Restate the complete material exactly.

Records from a collection
__________________________________________________

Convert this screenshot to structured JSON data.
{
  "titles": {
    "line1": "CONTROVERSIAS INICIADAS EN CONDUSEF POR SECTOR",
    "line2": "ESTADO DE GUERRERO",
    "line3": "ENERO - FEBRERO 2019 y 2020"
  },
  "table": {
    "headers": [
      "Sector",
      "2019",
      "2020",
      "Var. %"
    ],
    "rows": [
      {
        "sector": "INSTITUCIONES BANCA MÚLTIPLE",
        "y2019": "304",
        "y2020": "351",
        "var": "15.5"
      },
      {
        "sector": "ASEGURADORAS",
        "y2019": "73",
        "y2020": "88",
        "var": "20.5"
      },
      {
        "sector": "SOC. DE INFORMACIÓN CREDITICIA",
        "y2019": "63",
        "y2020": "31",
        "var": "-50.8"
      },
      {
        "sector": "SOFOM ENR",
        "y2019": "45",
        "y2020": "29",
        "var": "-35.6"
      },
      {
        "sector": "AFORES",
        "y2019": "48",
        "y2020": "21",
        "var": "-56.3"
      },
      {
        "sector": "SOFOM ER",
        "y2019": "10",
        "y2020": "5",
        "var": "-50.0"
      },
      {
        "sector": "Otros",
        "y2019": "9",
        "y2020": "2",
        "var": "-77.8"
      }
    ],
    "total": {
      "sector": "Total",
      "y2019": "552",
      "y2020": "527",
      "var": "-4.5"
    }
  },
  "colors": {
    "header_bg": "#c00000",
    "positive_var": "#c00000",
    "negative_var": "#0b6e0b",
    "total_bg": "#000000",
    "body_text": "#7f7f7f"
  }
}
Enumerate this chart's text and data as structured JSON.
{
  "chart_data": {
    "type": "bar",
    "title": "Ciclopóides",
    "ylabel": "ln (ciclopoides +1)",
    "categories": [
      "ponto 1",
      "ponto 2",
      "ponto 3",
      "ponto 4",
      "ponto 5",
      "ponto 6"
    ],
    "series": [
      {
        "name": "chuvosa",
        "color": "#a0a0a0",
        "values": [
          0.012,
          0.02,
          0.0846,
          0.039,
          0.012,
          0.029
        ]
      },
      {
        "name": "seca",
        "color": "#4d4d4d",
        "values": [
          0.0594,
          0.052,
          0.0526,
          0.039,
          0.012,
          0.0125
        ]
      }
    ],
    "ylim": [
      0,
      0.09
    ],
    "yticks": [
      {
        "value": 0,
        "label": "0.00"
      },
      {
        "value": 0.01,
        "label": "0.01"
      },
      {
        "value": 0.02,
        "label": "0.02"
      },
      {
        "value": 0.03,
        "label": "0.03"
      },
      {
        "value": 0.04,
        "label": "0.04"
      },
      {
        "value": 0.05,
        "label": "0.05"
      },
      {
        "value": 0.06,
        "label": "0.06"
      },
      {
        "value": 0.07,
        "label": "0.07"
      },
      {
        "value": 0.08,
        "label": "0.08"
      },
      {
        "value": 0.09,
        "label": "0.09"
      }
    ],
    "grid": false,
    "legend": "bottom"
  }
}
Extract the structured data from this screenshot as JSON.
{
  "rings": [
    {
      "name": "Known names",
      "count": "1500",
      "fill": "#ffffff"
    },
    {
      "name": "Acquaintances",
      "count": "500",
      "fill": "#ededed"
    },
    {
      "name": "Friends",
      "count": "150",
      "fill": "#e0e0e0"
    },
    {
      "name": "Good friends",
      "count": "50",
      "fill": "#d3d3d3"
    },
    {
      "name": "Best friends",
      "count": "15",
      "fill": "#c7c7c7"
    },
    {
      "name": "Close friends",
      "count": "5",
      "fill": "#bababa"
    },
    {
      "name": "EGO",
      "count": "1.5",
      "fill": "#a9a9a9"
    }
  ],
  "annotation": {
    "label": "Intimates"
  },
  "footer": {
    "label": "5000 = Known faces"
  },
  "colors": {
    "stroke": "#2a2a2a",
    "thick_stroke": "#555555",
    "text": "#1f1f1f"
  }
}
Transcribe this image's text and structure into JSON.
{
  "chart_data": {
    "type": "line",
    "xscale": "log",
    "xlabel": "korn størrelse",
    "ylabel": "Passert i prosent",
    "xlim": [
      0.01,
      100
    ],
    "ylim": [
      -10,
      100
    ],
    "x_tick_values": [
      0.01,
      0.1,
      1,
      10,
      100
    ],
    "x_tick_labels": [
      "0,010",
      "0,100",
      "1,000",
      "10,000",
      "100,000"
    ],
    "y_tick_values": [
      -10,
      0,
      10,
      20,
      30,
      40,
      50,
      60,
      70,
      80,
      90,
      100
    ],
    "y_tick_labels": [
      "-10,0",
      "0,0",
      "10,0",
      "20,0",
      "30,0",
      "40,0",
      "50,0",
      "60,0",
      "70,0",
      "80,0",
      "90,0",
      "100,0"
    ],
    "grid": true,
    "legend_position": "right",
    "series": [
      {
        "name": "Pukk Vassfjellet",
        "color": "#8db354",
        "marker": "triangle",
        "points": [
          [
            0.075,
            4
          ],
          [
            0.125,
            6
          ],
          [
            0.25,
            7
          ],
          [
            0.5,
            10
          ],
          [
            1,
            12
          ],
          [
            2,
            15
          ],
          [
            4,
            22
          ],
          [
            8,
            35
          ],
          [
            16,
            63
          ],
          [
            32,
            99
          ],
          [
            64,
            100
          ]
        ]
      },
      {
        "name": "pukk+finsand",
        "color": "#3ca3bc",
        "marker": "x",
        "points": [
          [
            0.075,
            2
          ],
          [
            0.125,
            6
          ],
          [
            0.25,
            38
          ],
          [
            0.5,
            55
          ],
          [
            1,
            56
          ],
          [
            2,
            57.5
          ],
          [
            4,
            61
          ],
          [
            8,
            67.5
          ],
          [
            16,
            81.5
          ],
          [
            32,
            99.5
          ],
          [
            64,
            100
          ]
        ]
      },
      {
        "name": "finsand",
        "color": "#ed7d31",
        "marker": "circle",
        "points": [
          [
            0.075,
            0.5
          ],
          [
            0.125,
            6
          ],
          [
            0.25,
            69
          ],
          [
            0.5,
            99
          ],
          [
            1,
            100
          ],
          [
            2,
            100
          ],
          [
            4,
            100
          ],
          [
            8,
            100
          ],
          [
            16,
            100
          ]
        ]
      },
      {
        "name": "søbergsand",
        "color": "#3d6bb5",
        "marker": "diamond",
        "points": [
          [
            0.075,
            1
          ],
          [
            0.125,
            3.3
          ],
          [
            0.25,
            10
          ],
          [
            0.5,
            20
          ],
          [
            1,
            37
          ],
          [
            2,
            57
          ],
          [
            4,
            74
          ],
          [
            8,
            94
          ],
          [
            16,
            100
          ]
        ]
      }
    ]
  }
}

__________________________________________________

# Answer to the exercise:
Convert this screenshot to structured JSON data.
{
  "titles": {
    "line1": "CONTROVERSIAS INICIADAS EN CONDUSEF POR SECTOR",
    "line2": "ESTADO DE GUERRERO",
    "line3": "ENERO - FEBRERO 2019 y 2020"
  },
  "table": {
    "headers": [
      "Sector",
      "2019",
      "2020",
      "Var. %"
    ],
    "rows": [
      {
        "sector": "INSTITUCIONES BANCA MÚLTIPLE",
        "y2019": "304",
        "y2020": "351",
        "var": "15.5"
      },
      {
        "sector": "ASEGURADORAS",
        "y2019": "73",
        "y2020": "88",
        "var": "20.5"
      },
      {
        "sector": "SOC. DE INFORMACIÓN CREDITICIA",
        "y2019": "63",
        "y2020": "31",
        "var": "-50.8"
      },
      {
        "sector": "SOFOM ENR",
        "y2019": "45",
        "y2020": "29",
        "var": "-35.6"
      },
      {
        "sector": "AFORES",
        "y2019": "48",
        "y2020": "21",
        "var": "-56.3"
      },
      {
        "sector": "SOFOM ER",
        "y2019": "10",
        "y2020": "5",
        "var": "-50.0"
      },
      {
        "sector": "Otros",
        "y2019": "9",
        "y2020": "2",
        "var": "-77.8"
      }
    ],
    "total": {
      "sector": "Total",
      "y2019": "552",
      "y2020": "527",
      "var": "-4.5"
    }
  },
  "colors": {
    "header_bg": "#c00000",
    "positive_var": "#c00000",
    "negative_var": "#0b6e0b",
    "total_bg": "#000000",
    "body_text": "#7f7f7f"
  }
}
Enumerate this chart's text and data as structured JSON.
{
  "chart_data": {
    "type": "bar",
    "title": "Ciclopóides",
    "ylabel": "ln (ciclopoides +1)",
    "categories": [
      "ponto 1",
      "ponto 2",
      "ponto 3",
      "ponto 4",
      "ponto 5",
      "ponto 6"
    ],
    "series": [
      {
        "name": "chuvosa",
        "color": "#a0a0a0",
        "values": [
          0.012,
          0.02,
          0.0846,
          0.039,
          0.012,
          0.029
        ]
      },
      {
        "name": "seca",
        "color": "#4d4d4d",
        "values": [
          0.0594,
          0.052,
          0.0526,
          0.039,
          0.012,
          0.0125
        ]
      }
    ],
    "ylim": [
      0,
      0.09
    ],
    "yticks": [
      {
        "value": 0,
        "label": "0.00"
      },
      {
        "value": 0.01,
        "label": "0.01"
      },
      {
        "value": 0.02,
        "label": "0.02"
      },
      {
        "value": 0.03,
        "label": "0.03"
      },
      {
        "value": 0.04,
        "label": "0.04"
      },
      {
        "value": 0.05,
        "label": "0.05"
      },
      {
        "value": 0.06,
        "label": "0.06"
      },
      {
        "value": 0.07,
        "label": "0.07"
      },
      {
        "value": 0.08,
        "label": "0.08"
      },
      {
        "value": 0.09,
        "label": "0.09"
      }
    ],
    "grid": false,
    "legend": "bottom"
  }
}
Extract the structured data from this screenshot as JSON.
{
  "rings": [
    {
      "name": "Known names",
      "count": "1500",
      "fill": "#ffffff"
    },
    {
      "name": "Acquaintances",
      "count": "500",
      "fill": "#ededed"
    },
    {
      "name": "Friends",
      "count": "150",
      "fill": "#e0e0e0"
    },
    {
      "name": "Good friends",
      "count": "50",
      "fill": "#d3d3d3"
    },
    {
      "name": "Best friends",
      "count": "15",
      "fill": "#c7c7c7"
    },
    {
      "name": "Close friends",
      "count": "5",
      "fill": "#bababa"
    },
    {
      "name": "EGO",
      "count": "1.5",
      "fill": "#a9a9a9"
    }
  ],
  "annotation": {
    "label": "Intimates"
  },
  "footer": {
    "label": "5000 = Known faces"
  },
  "colors": {
    "stroke": "#2a2a2a",
    "thick_stroke": "#555555",
    "text": "#1f1f1f"
  }
}
Transcribe this image's text and structure into JSON.
{
  "chart_data": {
    "type": "line",
    "xscale": "log",
    "xlabel": "korn størrelse",
    "ylabel": "Passert i prosent",
    "xlim": [
      0.01,
      100
    ],
    "ylim": [
      -10,
      100
    ],
    "x_tick_values": [
      0.01,
      0.1,
      1,
      10,
      100
    ],
    "x_tick_labels": [
      "0,010",
      "0,100",
      "1,000",
      "10,000",
      "100,000"
    ],
    "y_tick_values": [
      -10,
      0,
      10,
      20,
      30,
      40,
      50,
      60,
      70,
      80,
      90,
      100
    ],
    "y_tick_labels": [
      "-10,0",
      "0,0",
      "10,0",
      "20,0",
      "30,0",
      "40,0",
      "50,0",
      "60,0",
      "70,0",
      "80,0",
      "90,0",
      "100,0"
    ],
    "grid": true,
    "legend_position": "right",
    "series": [
      {
        "name": "Pukk Vassfjellet",
        "color": "#8db354",
        "marker": "triangle",
        "points": [
          [
            0.075,
            4
          ],
          [
            0.125,
            6
          ],
          [
            0.25,
            7
          ],
          [
            0.5,
            10
          ],
          [
            1,
            12
          ],
          [
            2,
            15
          ],
          [
            4,
            22
          ],
          [
            8,
            35
          ],
          [
            16,
            63
          ],
          [
            32,
            99
          ],
          [
            64,
            100
          ]
        ]
      },
      {
        "name": "pukk+finsand",
        "color": "#3ca3bc",
        "marker": "x",
        "points": [
          [
            0.075,
            2
          ],
          [
            0.125,
            6
          ],
          [
            0.25,
            38
          ],
          [
            0.5,
            55
          ],
          [
            1,
            56
          ],
          [
            2,
            57.5
          ],
          [
            4,
            61
          ],
          [
            8,
            67.5
          ],
          [
            16,
            81.5
          ],
          [
            32,
            99.5
          ],
          [
            64,
            100
          ]
        ]
      },
      {
        "name": "finsand",
        "color": "#ed7d31",
        "marker": "circle",
        "points": [
          [
            0.075,
            0.5
          ],
          [
            0.125,
            6
          ],
          [
            0.25,
            69
          ],
          [
            0.5,
            99
          ],
          [
            1,
            100
          ],
          [
            2,
            100
          ],
          [
            4,
            100
          ],
          [
            8,
            100
          ],
          [
            16,
            100
          ]
        ]
      },
      {
        "name": "søbergsand",
        "color": "#3d6bb5",
        "marker": "diamond",
        "points": [
          [
            0.075,
            1
          ],
          [
            0.125,
            3.3
          ],
          [
            0.25,
            10
          ],
          [
            0.5,
            20
          ],
          [
            1,
            37
          ],
          [
            2,
            57
          ],
          [
            4,
            74
          ],
          [
            8,
            94
          ],
          [
            16,
            100
          ]
        ]
      }
    ]
  }
}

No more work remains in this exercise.